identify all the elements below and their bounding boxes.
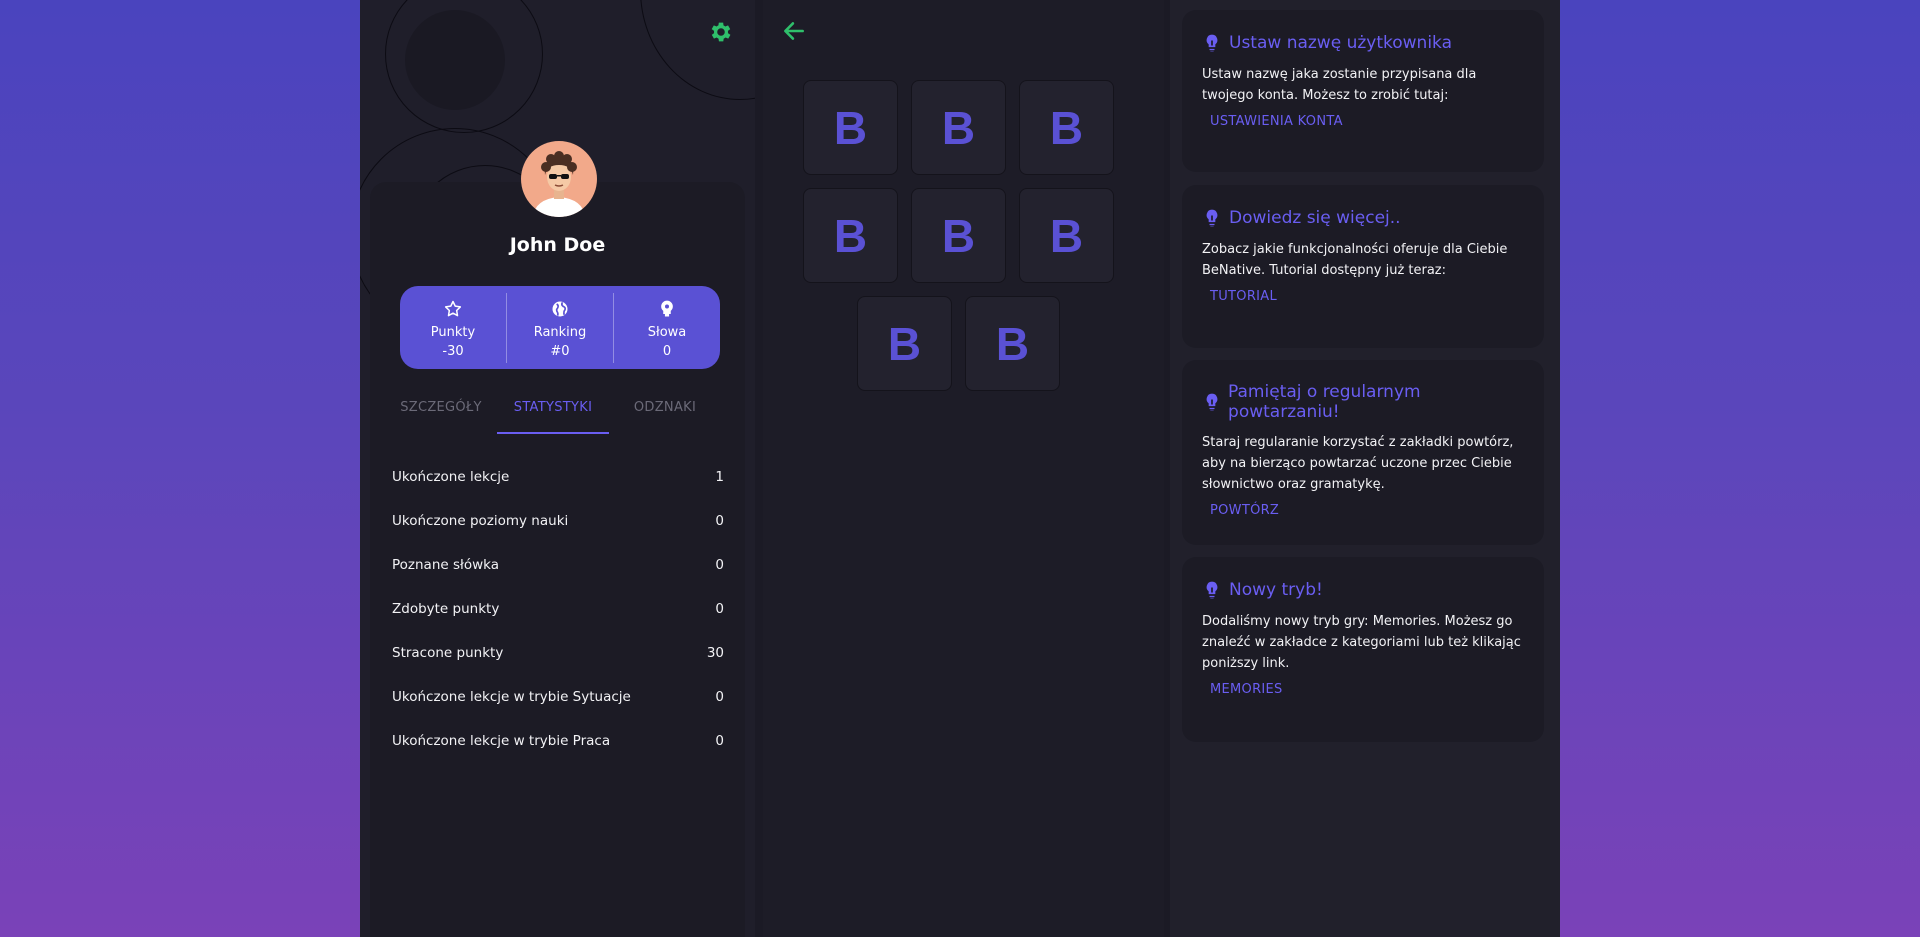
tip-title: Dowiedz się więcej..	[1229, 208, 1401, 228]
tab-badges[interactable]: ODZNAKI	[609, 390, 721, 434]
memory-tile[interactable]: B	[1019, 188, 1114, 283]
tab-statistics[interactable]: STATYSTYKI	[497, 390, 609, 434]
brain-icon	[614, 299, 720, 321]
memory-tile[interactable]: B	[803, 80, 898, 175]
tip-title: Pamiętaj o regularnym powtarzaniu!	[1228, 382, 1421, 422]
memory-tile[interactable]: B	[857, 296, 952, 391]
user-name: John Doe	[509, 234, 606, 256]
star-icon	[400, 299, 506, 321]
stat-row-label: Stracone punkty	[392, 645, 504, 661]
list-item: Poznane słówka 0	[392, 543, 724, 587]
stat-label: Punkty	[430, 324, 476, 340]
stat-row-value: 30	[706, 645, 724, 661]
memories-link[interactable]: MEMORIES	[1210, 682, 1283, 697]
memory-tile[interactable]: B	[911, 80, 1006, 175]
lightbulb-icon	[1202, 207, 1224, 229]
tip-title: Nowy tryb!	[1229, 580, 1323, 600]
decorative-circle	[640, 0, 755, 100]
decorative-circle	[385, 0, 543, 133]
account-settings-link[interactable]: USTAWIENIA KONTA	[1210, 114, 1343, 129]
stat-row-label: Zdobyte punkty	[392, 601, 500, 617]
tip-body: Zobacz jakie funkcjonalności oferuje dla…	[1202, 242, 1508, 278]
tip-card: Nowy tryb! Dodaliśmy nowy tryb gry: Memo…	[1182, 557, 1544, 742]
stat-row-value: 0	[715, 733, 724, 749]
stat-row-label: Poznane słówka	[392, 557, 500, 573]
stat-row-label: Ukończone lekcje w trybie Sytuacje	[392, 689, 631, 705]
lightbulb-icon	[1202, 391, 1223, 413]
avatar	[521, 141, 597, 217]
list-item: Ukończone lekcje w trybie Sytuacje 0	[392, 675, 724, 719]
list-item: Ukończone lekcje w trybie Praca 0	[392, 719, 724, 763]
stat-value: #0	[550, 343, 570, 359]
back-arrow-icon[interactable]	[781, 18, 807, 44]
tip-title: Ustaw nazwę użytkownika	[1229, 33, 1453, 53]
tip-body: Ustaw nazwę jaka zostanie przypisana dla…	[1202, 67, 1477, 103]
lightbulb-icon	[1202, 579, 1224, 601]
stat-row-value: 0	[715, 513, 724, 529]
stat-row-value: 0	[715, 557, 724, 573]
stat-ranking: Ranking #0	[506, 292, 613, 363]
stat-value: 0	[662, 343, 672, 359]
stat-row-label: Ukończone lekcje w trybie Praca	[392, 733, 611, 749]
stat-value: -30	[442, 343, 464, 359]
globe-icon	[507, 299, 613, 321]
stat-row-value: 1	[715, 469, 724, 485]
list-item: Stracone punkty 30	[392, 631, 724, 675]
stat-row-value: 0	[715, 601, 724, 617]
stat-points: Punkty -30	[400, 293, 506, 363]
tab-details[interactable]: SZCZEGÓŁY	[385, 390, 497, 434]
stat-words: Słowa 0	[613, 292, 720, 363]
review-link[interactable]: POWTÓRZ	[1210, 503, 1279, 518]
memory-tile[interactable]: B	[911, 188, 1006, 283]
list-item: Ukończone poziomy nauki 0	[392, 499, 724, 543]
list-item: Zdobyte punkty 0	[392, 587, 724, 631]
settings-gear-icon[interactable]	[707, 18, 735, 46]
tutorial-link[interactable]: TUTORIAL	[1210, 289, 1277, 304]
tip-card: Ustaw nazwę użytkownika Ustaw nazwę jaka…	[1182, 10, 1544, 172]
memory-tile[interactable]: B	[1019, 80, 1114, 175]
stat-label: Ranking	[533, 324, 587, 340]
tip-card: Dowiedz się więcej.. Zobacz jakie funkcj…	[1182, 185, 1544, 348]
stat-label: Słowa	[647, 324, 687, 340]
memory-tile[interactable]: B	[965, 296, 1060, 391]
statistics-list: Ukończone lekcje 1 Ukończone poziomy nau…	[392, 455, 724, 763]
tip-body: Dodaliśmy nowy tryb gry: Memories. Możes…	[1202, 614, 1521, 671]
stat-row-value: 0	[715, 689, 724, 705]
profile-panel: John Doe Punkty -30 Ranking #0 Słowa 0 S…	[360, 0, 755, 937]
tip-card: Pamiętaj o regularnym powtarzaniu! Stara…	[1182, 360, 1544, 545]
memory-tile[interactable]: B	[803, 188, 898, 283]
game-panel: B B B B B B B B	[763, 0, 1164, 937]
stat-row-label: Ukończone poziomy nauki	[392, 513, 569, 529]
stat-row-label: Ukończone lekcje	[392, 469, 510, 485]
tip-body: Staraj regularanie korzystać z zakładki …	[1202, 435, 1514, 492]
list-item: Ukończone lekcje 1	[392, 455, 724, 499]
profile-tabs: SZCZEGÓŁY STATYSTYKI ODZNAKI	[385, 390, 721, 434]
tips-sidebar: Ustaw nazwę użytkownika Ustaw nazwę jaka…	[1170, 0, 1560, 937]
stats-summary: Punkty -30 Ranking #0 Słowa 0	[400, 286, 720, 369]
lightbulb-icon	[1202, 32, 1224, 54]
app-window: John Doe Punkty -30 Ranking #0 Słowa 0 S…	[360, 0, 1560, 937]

◇ ◇ ◇

Exercise details: Rewrite every line of the records above as a numbered list, skipping any blank lines and leaving the pictures out.

Output of the exercise:
1. identify all the elements below and their bounding boxes.
2. tip-title: Dowiedz się więcej..	[1229, 208, 1401, 228]
3. tab-badges[interactable]: ODZNAKI	[609, 390, 721, 434]
4. memory-tile[interactable]: B	[1019, 188, 1114, 283]
5. tab-statistics[interactable]: STATYSTYKI	[497, 390, 609, 434]
6. brain-icon	[614, 299, 720, 321]
7. memory-tile[interactable]: B	[803, 80, 898, 175]
8. tip-title: Pamiętaj o regularnym powtarzaniu!	[1228, 382, 1421, 422]
9. memory-tile[interactable]: B	[857, 296, 952, 391]
10. user-name: John Doe	[509, 234, 606, 256]
11. star-icon	[400, 299, 506, 321]
12. stat-row-label: Stracone punkty	[392, 645, 504, 661]
13. list-item: Poznane słówka 0	[392, 543, 724, 587]
14. stat-label: Punkty	[430, 324, 476, 340]
15. stat-row-value: 30	[706, 645, 724, 661]
16. memories-link[interactable]: MEMORIES	[1210, 682, 1283, 697]
17. memory-tile[interactable]: B	[911, 80, 1006, 175]
18. lightbulb-icon	[1202, 207, 1224, 229]
19. tip-title: Nowy tryb!	[1229, 580, 1323, 600]
20. decorative-circle	[640, 0, 755, 100]
21. decorative-circle	[385, 0, 543, 133]
22. account-settings-link[interactable]: USTAWIENIA KONTA	[1210, 114, 1343, 129]
23. stat-row-label: Zdobyte punkty	[392, 601, 500, 617]
24. tip-body: Zobacz jakie funkcjonalności oferuje dla…	[1202, 242, 1508, 278]
25. tip-card: Nowy tryb! Dodaliśmy nowy tryb gry: Memo…	[1182, 557, 1544, 742]
26. stat-row-value: 0	[715, 733, 724, 749]
27. stat-row-label: Poznane słówka	[392, 557, 500, 573]
28. stat-row-label: Ukończone lekcje w trybie Sytuacje	[392, 689, 631, 705]
29. lightbulb-icon	[1202, 391, 1223, 413]
30. avatar	[521, 141, 597, 217]
31. list-item: Ukończone lekcje w trybie Sytuacje 0	[392, 675, 724, 719]
32. list-item: Ukończone lekcje w trybie Praca 0	[392, 719, 724, 763]
33. stat-value: #0	[550, 343, 570, 359]
34. back-arrow-icon[interactable]	[781, 18, 807, 44]
35. tip-title: Ustaw nazwę użytkownika	[1229, 33, 1453, 53]
36. tip-body: Ustaw nazwę jaka zostanie przypisana dla…	[1202, 67, 1477, 103]
37. lightbulb-icon	[1202, 579, 1224, 601]
38. stat-row-value: 0	[715, 513, 724, 529]
39. stat-row-value: 0	[715, 557, 724, 573]
40. stat-ranking: Ranking #0	[506, 292, 613, 363]
41. stat-value: 0	[662, 343, 672, 359]
42. stat-row-label: Ukończone lekcje w trybie Praca	[392, 733, 611, 749]
43. stat-value: -30	[442, 343, 464, 359]
44. globe-icon	[507, 299, 613, 321]
45. stat-row-value: 1	[715, 469, 724, 485]
46. list-item: Stracone punkty 30	[392, 631, 724, 675]
47. stat-row-value: 0	[715, 601, 724, 617]
48. stat-points: Punkty -30	[400, 293, 506, 363]
49. tab-details[interactable]: SZCZEGÓŁY	[385, 390, 497, 434]
50. stat-words: Słowa 0	[613, 292, 720, 363]
51. review-link[interactable]: POWTÓRZ	[1210, 503, 1279, 518]
52. memory-tile[interactable]: B	[911, 188, 1006, 283]
53. list-item: Ukończone poziomy nauki 0	[392, 499, 724, 543]
54. list-item: Zdobyte punkty 0	[392, 587, 724, 631]
55. settings-gear-icon[interactable]	[707, 18, 735, 46]
56. tutorial-link[interactable]: TUTORIAL	[1210, 289, 1277, 304]
57. tip-card: Ustaw nazwę użytkownika Ustaw nazwę jaka…	[1182, 10, 1544, 172]
58. memory-tile[interactable]: B	[1019, 80, 1114, 175]
59. stat-label: Ranking	[533, 324, 587, 340]
60. tip-card: Dowiedz się więcej.. Zobacz jakie funkcj…	[1182, 185, 1544, 348]
61. stat-label: Słowa	[647, 324, 687, 340]
62. memory-tile[interactable]: B	[965, 296, 1060, 391]
63. statistics-list: Ukończone lekcje 1 Ukończone poziomy nau…	[392, 455, 724, 763]
64. tip-body: Dodaliśmy nowy tryb gry: Memories. Możes…	[1202, 614, 1521, 671]
65. stat-row-value: 0	[715, 689, 724, 705]
66. profile-panel: John Doe Punkty -30 Ranking #0 Słowa 0 S…	[360, 0, 755, 937]
67. tip-card: Pamiętaj o regularnym powtarzaniu! Stara…	[1182, 360, 1544, 545]
68. memory-tile[interactable]: B	[803, 188, 898, 283]
69. game-panel: B B B B B B B B	[763, 0, 1164, 937]
70. stat-row-label: Ukończone poziomy nauki	[392, 513, 569, 529]
71. stat-row-label: Ukończone lekcje	[392, 469, 510, 485]
72. tip-body: Staraj regularanie korzystać z zakładki …	[1202, 435, 1514, 492]
73. list-item: Ukończone lekcje 1	[392, 455, 724, 499]
74. profile-tabs: SZCZEGÓŁY STATYSTYKI ODZNAKI	[385, 390, 721, 434]
75. tips-sidebar: Ustaw nazwę użytkownika Ustaw nazwę jaka…	[1170, 0, 1560, 937]
76. stats-summary: Punkty -30 Ranking #0 Słowa 0	[400, 286, 720, 369]
77. lightbulb-icon	[1202, 32, 1224, 54]
78. app-window: John Doe Punkty -30 Ranking #0 Słowa 0 S…	[360, 0, 1560, 937]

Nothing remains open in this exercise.